#### AIM OF THE TASK
Return each line holding the string "وضوءه".

Data listing:
++++++

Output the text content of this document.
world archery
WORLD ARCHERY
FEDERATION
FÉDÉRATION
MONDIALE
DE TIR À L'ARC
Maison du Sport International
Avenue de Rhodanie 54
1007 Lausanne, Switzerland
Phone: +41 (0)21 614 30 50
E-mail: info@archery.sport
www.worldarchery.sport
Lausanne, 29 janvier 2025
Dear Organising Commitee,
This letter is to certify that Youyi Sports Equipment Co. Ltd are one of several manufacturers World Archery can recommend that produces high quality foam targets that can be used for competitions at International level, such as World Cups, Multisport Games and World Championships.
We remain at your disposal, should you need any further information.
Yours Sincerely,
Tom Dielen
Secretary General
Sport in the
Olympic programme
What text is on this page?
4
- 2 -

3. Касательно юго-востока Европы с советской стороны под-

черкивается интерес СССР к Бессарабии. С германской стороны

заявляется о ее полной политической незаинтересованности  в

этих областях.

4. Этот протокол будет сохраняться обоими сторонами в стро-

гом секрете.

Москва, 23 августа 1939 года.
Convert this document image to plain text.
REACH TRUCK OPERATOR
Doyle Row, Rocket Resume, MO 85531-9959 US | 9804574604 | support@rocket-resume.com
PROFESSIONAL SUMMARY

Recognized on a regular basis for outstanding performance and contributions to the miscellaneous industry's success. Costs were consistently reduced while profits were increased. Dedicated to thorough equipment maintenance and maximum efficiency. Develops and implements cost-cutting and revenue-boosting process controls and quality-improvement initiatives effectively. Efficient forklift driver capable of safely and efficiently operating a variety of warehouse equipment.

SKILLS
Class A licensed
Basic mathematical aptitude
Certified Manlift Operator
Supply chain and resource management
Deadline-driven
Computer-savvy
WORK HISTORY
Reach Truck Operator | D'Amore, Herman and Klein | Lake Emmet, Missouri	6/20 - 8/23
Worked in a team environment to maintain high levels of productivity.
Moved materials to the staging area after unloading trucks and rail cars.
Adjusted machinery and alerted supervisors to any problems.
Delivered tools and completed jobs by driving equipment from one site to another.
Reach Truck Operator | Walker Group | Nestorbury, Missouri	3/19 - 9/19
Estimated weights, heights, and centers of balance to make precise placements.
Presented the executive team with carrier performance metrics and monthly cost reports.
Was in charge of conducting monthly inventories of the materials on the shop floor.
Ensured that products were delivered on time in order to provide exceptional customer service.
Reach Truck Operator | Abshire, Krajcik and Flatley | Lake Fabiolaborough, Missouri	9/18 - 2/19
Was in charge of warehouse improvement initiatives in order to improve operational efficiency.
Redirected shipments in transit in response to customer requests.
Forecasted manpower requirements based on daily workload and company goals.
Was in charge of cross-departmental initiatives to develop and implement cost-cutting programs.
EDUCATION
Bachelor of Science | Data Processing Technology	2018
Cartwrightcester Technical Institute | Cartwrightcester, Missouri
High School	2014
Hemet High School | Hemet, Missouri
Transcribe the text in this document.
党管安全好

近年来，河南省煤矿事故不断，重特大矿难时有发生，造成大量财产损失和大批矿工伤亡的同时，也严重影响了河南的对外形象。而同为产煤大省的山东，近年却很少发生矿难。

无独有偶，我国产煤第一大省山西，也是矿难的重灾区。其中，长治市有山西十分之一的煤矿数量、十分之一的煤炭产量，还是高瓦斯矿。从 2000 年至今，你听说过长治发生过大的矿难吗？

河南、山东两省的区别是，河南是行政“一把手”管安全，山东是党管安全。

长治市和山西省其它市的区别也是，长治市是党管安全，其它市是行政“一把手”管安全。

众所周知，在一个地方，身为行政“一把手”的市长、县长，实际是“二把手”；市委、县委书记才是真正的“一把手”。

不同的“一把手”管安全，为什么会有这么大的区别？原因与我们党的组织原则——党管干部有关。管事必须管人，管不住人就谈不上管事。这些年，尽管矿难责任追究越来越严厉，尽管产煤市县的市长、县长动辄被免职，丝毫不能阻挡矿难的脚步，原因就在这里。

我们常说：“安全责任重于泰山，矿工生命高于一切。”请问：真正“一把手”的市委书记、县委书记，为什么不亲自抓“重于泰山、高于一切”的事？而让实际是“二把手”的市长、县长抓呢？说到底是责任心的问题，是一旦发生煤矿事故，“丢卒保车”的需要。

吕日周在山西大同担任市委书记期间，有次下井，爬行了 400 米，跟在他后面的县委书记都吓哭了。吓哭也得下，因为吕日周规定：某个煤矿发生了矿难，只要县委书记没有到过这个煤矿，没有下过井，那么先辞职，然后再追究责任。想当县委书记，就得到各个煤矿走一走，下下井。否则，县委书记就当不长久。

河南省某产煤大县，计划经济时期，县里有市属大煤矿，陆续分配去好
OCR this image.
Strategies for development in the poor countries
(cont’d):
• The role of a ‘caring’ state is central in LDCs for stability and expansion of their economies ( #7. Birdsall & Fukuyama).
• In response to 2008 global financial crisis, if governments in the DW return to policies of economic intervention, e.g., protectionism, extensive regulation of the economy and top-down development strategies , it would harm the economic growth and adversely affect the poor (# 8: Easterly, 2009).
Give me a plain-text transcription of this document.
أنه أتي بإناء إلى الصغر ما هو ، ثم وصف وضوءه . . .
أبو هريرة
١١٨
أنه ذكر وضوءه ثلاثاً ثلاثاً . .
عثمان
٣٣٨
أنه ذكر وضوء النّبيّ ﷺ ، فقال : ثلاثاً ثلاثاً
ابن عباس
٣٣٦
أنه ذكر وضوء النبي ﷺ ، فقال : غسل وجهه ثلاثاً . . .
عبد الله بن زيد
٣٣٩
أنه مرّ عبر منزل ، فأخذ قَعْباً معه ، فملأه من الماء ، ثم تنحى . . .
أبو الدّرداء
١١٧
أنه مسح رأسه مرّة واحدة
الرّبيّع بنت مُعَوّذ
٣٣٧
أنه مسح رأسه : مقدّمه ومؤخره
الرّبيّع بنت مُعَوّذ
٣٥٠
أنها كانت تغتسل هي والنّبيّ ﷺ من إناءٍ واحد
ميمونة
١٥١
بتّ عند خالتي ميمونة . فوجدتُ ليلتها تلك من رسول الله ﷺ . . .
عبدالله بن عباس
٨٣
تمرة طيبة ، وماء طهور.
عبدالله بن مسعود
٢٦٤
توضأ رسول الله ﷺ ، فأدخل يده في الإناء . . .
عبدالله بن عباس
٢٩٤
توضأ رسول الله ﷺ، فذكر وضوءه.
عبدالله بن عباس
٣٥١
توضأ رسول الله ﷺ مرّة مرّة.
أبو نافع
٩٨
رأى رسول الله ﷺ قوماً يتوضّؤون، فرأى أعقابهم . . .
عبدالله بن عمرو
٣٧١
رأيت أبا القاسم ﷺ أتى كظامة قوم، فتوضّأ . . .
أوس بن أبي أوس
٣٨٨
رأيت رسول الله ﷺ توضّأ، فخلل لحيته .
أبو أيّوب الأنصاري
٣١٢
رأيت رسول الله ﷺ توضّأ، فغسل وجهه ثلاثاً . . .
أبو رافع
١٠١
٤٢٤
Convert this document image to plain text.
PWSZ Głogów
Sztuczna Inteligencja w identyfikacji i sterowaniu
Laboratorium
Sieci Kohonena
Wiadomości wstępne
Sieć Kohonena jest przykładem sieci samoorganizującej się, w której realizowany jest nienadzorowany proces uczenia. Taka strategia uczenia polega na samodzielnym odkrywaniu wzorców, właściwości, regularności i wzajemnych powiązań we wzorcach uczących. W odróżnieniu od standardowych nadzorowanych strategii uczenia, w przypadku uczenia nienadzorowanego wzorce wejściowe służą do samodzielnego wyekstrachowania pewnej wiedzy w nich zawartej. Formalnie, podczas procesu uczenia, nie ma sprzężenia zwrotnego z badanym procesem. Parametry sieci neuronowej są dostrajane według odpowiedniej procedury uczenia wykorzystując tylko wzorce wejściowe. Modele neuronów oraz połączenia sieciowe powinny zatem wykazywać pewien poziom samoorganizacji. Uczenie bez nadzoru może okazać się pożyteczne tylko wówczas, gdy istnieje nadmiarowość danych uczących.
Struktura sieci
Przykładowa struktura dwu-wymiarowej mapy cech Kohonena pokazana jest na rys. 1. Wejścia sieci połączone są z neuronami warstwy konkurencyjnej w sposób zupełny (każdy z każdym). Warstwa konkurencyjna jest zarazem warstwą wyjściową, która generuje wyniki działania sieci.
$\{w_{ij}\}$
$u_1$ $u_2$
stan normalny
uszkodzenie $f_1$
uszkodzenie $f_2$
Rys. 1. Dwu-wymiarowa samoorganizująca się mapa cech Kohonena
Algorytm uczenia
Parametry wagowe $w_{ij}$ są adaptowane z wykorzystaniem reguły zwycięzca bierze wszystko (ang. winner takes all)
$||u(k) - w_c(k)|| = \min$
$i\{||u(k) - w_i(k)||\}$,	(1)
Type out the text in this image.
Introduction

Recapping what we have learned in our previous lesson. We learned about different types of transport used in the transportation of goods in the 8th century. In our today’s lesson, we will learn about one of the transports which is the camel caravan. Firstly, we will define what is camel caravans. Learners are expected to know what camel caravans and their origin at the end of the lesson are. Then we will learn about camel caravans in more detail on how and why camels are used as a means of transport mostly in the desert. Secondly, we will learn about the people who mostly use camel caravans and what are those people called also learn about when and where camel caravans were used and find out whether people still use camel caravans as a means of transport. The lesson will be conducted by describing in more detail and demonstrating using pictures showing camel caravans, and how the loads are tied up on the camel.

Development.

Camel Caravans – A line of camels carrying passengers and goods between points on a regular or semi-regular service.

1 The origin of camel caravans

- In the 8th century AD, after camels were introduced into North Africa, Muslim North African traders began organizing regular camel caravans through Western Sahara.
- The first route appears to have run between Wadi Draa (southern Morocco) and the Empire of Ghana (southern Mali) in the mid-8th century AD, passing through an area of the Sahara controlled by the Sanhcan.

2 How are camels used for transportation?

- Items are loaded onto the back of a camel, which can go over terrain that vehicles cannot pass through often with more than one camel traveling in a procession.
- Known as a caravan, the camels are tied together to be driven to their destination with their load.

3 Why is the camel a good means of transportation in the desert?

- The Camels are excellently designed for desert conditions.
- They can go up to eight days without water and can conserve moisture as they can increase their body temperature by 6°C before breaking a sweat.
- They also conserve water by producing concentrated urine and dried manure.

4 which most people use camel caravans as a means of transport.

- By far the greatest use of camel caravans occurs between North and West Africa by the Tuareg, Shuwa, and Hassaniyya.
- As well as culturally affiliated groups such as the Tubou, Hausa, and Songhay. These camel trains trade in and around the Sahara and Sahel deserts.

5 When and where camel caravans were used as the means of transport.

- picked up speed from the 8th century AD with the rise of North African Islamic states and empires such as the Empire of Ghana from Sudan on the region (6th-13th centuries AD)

++++++

#### WRITTEN REPLY
أنه أتي بإناء إلى الصغر ما هو ، ثم وصف وضوءه . . .
أنه ذكر وضوءه ثلاثاً ثلاثاً . .
توضأ رسول الله ﷺ، فذكر وضوءه.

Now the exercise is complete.